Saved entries
Begin

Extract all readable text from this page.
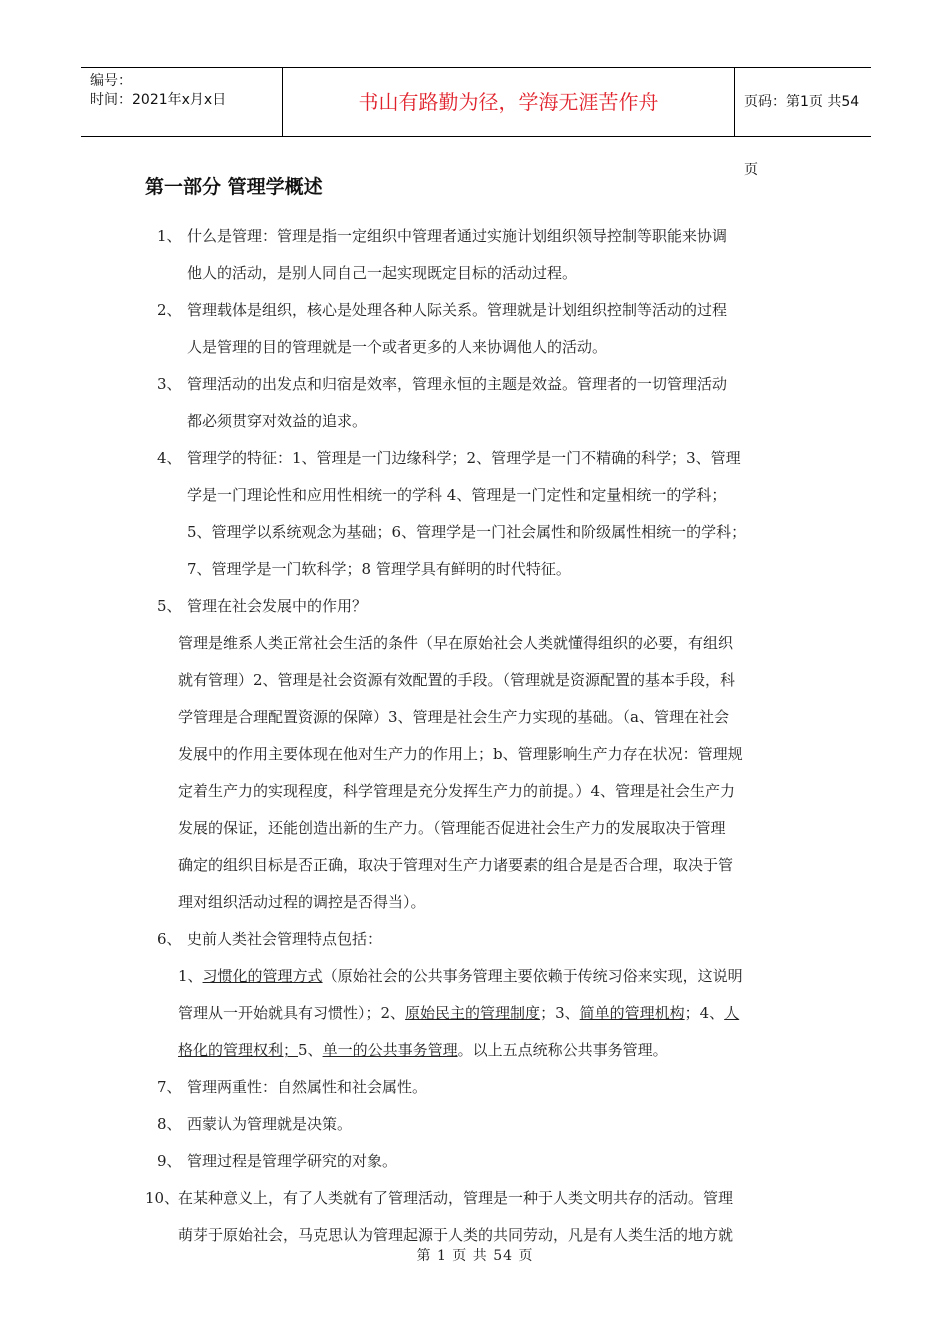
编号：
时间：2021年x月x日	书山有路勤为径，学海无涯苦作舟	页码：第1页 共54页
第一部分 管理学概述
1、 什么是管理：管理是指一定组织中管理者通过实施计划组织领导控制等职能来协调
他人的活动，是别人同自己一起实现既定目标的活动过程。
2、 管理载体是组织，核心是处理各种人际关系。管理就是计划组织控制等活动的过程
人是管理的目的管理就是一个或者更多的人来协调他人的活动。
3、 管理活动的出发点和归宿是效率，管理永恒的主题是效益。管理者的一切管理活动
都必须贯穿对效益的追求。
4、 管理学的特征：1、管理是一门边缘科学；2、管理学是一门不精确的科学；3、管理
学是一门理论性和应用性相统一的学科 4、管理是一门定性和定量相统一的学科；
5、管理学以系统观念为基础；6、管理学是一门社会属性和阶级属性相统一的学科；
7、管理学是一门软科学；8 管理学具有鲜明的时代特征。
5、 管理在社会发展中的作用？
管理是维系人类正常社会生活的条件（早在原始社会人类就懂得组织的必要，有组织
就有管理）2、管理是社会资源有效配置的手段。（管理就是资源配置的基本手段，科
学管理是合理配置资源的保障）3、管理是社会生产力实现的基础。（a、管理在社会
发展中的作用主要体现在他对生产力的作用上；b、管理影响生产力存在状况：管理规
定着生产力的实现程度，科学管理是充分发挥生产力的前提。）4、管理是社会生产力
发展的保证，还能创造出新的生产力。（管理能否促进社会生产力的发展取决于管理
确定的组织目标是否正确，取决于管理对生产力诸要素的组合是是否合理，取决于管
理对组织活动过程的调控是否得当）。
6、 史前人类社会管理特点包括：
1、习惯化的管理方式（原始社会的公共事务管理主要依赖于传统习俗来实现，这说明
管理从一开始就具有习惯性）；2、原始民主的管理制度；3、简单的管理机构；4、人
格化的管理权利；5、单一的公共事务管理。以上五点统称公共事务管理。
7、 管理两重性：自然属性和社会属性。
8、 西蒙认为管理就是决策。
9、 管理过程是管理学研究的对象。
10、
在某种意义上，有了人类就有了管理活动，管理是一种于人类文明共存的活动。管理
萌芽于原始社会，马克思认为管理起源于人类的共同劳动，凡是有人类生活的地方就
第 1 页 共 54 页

End

### THE TASK:
Pictures are to be left out; the records above must be repeated word for word.

### TASK SOLUTION:
Extract all readable text from this page.
编号：
时间：2021年x月x日	书山有路勤为径，学海无涯苦作舟	页码：第1页 共54页
第一部分 管理学概述
1、 什么是管理：管理是指一定组织中管理者通过实施计划组织领导控制等职能来协调
他人的活动，是别人同自己一起实现既定目标的活动过程。
2、 管理载体是组织，核心是处理各种人际关系。管理就是计划组织控制等活动的过程
人是管理的目的管理就是一个或者更多的人来协调他人的活动。
3、 管理活动的出发点和归宿是效率，管理永恒的主题是效益。管理者的一切管理活动
都必须贯穿对效益的追求。
4、 管理学的特征：1、管理是一门边缘科学；2、管理学是一门不精确的科学；3、管理
学是一门理论性和应用性相统一的学科 4、管理是一门定性和定量相统一的学科；
5、管理学以系统观念为基础；6、管理学是一门社会属性和阶级属性相统一的学科；
7、管理学是一门软科学；8 管理学具有鲜明的时代特征。
5、 管理在社会发展中的作用？
管理是维系人类正常社会生活的条件（早在原始社会人类就懂得组织的必要，有组织
就有管理）2、管理是社会资源有效配置的手段。（管理就是资源配置的基本手段，科
学管理是合理配置资源的保障）3、管理是社会生产力实现的基础。（a、管理在社会
发展中的作用主要体现在他对生产力的作用上；b、管理影响生产力存在状况：管理规
定着生产力的实现程度，科学管理是充分发挥生产力的前提。）4、管理是社会生产力
发展的保证，还能创造出新的生产力。（管理能否促进社会生产力的发展取决于管理
确定的组织目标是否正确，取决于管理对生产力诸要素的组合是是否合理，取决于管
理对组织活动过程的调控是否得当）。
6、 史前人类社会管理特点包括：
1、习惯化的管理方式（原始社会的公共事务管理主要依赖于传统习俗来实现，这说明
管理从一开始就具有习惯性）；2、原始民主的管理制度；3、简单的管理机构；4、人
格化的管理权利；5、单一的公共事务管理。以上五点统称公共事务管理。
7、 管理两重性：自然属性和社会属性。
8、 西蒙认为管理就是决策。
9、 管理过程是管理学研究的对象。
10、
在某种意义上，有了人类就有了管理活动，管理是一种于人类文明共存的活动。管理
萌芽于原始社会，马克思认为管理起源于人类的共同劳动，凡是有人类生活的地方就
第 1 页 共 54 页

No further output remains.